Set problem »
Reproduce each record exactly.
====== Data supplied
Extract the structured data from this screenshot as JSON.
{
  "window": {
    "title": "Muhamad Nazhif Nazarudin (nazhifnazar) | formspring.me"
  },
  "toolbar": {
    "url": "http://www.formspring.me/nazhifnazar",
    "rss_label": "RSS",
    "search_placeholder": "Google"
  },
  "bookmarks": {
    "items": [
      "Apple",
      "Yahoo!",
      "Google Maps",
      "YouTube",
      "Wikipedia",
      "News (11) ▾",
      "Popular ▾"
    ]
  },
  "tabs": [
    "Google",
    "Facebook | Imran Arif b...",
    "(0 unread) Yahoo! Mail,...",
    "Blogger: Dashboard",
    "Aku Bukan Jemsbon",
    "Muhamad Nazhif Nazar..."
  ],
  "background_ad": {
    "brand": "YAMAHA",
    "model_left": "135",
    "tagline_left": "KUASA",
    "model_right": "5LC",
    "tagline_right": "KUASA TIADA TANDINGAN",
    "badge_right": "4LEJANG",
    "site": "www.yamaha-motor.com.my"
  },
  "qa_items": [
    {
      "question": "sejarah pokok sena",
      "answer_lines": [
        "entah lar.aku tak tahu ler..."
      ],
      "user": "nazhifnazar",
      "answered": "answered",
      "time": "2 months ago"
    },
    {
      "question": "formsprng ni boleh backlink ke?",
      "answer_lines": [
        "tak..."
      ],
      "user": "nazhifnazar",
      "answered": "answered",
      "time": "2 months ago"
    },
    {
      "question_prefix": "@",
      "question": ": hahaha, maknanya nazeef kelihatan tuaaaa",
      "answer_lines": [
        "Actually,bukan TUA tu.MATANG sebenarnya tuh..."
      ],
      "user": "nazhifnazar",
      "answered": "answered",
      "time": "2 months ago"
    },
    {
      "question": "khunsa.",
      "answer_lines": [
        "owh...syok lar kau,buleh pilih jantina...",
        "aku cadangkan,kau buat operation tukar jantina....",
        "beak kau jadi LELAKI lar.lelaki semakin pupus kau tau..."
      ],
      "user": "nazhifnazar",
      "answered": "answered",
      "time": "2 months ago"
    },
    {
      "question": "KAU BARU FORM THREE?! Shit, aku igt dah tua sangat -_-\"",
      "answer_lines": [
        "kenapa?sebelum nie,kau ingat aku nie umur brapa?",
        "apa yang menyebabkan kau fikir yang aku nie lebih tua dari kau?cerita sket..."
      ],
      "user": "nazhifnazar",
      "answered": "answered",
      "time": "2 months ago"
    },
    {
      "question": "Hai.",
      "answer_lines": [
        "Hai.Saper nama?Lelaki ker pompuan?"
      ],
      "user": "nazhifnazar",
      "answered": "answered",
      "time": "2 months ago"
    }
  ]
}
============
Response below »
Extract the structured data from this screenshot as JSON.
{
  "window": {
    "title": "Muhamad Nazhif Nazarudin (nazhifnazar) | formspring.me"
  },
  "toolbar": {
    "url": "http://www.formspring.me/nazhifnazar",
    "rss_label": "RSS",
    "search_placeholder": "Google"
  },
  "bookmarks": {
    "items": [
      "Apple",
      "Yahoo!",
      "Google Maps",
      "YouTube",
      "Wikipedia",
      "News (11) ▾",
      "Popular ▾"
    ]
  },
  "tabs": [
    "Google",
    "Facebook | Imran Arif b...",
    "(0 unread) Yahoo! Mail,...",
    "Blogger: Dashboard",
    "Aku Bukan Jemsbon",
    "Muhamad Nazhif Nazar..."
  ],
  "background_ad": {
    "brand": "YAMAHA",
    "model_left": "135",
    "tagline_left": "KUASA",
    "model_right": "5LC",
    "tagline_right": "KUASA TIADA TANDINGAN",
    "badge_right": "4LEJANG",
    "site": "www.yamaha-motor.com.my"
  },
  "qa_items": [
    {
      "question": "sejarah pokok sena",
      "answer_lines": [
        "entah lar.aku tak tahu ler..."
      ],
      "user": "nazhifnazar",
      "answered": "answered",
      "time": "2 months ago"
    },
    {
      "question": "formsprng ni boleh backlink ke?",
      "answer_lines": [
        "tak..."
      ],
      "user": "nazhifnazar",
      "answered": "answered",
      "time": "2 months ago"
    },
    {
      "question_prefix": "@",
      "question": ": hahaha, maknanya nazeef kelihatan tuaaaa",
      "answer_lines": [
        "Actually,bukan TUA tu.MATANG sebenarnya tuh..."
      ],
      "user": "nazhifnazar",
      "answered": "answered",
      "time": "2 months ago"
    },
    {
      "question": "khunsa.",
      "answer_lines": [
        "owh...syok lar kau,buleh pilih jantina...",
        "aku cadangkan,kau buat operation tukar jantina....",
        "beak kau jadi LELAKI lar.lelaki semakin pupus kau tau..."
      ],
      "user": "nazhifnazar",
      "answered": "answered",
      "time": "2 months ago"
    },
    {
      "question": "KAU BARU FORM THREE?! Shit, aku igt dah tua sangat -_-\"",
      "answer_lines": [
        "kenapa?sebelum nie,kau ingat aku nie umur brapa?",
        "apa yang menyebabkan kau fikir yang aku nie lebih tua dari kau?cerita sket..."
      ],
      "user": "nazhifnazar",
      "answered": "answered",
      "time": "2 months ago"
    },
    {
      "question": "Hai.",
      "answer_lines": [
        "Hai.Saper nama?Lelaki ker pompuan?"
      ],
      "user": "nazhifnazar",
      "answered": "answered",
      "time": "2 months ago"
    }
  ]
}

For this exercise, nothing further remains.